Extracted records:
******

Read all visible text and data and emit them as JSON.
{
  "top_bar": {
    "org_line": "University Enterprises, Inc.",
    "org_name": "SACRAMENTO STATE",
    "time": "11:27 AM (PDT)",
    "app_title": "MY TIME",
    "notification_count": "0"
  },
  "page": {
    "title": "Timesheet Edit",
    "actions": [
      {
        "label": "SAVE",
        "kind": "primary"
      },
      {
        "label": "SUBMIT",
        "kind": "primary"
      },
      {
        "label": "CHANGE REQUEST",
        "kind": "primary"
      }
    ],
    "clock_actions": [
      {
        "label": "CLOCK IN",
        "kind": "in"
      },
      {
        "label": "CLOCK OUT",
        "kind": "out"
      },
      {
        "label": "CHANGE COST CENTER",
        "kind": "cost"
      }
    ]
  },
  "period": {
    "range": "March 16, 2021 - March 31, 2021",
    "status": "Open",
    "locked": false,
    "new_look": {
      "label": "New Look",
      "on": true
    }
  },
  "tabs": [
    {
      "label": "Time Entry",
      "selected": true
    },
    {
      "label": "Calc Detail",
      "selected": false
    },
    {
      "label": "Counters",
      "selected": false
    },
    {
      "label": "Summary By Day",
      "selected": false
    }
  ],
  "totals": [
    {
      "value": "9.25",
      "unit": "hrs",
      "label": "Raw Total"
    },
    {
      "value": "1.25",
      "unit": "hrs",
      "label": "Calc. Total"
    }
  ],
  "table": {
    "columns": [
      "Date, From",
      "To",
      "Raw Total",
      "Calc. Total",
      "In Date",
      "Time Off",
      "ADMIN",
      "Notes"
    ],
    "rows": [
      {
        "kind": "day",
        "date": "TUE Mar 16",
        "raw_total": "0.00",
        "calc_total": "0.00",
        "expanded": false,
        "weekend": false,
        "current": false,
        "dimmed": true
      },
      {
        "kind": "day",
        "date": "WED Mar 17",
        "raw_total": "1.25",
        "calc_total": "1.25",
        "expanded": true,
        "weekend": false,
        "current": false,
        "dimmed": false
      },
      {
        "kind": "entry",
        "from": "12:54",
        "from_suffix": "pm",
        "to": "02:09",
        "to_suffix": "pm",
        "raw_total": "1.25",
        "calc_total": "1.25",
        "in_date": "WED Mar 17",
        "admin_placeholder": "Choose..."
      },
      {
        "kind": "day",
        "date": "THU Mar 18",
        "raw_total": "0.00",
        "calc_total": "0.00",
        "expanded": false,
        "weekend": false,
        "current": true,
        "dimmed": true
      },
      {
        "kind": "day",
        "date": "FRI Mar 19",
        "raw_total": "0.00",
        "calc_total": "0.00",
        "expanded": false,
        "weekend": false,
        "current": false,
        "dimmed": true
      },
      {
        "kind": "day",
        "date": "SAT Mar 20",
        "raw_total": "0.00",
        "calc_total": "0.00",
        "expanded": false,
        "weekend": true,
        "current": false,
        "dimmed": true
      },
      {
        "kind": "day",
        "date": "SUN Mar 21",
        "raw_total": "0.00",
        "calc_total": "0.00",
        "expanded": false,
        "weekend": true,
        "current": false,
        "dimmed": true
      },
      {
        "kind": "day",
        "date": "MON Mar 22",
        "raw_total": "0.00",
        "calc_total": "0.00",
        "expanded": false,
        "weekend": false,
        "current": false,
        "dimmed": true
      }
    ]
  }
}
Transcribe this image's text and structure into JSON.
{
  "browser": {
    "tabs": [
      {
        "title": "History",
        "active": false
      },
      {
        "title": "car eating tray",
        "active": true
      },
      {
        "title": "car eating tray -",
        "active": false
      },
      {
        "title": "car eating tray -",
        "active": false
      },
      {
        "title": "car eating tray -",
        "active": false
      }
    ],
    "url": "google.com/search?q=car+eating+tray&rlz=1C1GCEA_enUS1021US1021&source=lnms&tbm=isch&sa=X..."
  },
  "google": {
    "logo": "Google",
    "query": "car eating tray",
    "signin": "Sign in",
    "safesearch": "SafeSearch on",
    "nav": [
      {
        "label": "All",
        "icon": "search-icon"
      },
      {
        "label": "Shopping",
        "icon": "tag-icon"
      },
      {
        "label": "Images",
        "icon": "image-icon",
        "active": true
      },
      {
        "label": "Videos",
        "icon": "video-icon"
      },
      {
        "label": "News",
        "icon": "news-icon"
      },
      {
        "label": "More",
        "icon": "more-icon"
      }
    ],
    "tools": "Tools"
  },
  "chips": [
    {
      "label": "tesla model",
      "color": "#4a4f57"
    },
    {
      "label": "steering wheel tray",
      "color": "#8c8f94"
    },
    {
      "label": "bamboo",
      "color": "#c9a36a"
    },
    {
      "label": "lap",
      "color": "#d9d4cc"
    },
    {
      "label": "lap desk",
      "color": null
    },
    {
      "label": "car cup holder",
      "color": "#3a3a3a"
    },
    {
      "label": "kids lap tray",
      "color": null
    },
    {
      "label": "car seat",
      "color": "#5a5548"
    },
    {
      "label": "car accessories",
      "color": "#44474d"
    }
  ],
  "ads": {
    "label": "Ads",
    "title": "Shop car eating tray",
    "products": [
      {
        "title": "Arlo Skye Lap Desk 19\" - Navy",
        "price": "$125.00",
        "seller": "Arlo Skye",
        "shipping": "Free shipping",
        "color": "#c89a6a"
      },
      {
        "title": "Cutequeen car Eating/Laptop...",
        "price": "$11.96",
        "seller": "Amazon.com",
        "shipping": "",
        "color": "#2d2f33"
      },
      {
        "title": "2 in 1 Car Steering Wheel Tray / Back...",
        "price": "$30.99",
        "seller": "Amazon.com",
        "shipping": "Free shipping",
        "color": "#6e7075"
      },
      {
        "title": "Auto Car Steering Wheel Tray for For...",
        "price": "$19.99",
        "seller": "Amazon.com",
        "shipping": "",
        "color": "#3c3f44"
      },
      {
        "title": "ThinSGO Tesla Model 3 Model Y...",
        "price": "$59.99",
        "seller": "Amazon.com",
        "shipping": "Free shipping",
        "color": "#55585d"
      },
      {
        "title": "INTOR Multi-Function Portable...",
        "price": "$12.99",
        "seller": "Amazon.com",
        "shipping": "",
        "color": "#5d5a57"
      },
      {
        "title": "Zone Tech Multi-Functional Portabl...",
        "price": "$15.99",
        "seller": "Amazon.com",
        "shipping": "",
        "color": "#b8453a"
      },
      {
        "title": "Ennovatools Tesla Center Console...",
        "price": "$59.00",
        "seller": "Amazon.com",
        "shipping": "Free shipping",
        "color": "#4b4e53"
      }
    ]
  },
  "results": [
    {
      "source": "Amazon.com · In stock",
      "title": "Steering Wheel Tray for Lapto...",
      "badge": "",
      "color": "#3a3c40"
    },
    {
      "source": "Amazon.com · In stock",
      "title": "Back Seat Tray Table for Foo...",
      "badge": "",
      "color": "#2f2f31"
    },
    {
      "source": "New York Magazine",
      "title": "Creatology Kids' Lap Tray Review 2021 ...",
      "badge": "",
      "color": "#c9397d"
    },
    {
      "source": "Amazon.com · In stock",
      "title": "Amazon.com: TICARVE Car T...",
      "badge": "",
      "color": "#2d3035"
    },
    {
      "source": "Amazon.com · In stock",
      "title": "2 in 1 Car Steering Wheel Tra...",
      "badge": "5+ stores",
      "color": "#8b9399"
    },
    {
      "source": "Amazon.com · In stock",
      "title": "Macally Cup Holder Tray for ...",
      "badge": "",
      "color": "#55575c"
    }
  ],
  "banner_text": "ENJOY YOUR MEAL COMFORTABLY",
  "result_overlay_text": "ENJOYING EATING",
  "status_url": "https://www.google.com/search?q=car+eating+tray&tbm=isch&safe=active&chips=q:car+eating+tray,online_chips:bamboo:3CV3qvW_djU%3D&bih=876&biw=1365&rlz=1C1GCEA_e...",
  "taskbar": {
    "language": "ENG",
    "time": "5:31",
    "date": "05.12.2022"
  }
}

******

**Task goal**. In the listing above, find each line with the word "CHANGE" and copy it.

**Complete output**.
        "label": "CHANGE REQUEST",
        "label": "CHANGE COST CENTER",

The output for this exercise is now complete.